[Stored data entries]
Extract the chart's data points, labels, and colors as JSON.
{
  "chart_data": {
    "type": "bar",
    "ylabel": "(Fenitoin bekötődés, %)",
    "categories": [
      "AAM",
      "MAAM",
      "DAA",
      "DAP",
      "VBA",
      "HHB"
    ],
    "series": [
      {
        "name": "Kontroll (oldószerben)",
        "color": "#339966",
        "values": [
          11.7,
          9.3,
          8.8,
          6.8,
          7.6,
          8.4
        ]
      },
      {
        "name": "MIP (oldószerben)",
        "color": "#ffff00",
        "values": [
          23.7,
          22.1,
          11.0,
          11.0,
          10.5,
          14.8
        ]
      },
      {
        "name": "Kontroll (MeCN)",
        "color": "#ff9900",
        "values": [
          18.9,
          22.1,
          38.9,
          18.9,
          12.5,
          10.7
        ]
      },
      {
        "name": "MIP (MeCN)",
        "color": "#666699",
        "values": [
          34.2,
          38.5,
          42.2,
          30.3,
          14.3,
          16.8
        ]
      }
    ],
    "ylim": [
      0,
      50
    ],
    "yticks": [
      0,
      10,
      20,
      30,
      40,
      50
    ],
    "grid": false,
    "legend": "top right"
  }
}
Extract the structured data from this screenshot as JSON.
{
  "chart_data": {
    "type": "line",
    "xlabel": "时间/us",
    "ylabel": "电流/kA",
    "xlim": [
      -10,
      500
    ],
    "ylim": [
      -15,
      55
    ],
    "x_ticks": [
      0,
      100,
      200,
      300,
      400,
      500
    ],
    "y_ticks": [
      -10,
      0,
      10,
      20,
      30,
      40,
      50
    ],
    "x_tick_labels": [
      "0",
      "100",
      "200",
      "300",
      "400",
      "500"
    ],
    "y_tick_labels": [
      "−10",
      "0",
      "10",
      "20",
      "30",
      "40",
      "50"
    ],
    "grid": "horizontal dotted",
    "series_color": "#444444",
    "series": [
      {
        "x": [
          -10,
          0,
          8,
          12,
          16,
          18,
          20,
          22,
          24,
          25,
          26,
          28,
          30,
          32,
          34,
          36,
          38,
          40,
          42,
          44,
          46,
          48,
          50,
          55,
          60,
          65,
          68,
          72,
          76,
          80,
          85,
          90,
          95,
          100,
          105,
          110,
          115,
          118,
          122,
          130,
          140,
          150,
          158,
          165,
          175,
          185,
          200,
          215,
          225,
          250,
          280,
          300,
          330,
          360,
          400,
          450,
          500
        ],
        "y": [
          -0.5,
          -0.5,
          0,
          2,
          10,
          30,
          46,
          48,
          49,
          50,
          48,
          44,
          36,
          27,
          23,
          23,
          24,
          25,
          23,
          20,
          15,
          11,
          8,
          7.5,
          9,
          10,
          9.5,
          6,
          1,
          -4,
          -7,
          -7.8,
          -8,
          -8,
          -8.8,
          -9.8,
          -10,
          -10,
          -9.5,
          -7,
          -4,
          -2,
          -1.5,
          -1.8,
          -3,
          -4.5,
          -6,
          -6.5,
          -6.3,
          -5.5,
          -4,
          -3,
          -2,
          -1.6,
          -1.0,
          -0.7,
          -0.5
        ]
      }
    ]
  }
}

▶ _Exercise instructions_
Filter the entries down to the lines with the word "Kontroll" in them.

▶ _Result_
        "name": "Kontroll (oldószerben)",
        "name": "Kontroll (MeCN)",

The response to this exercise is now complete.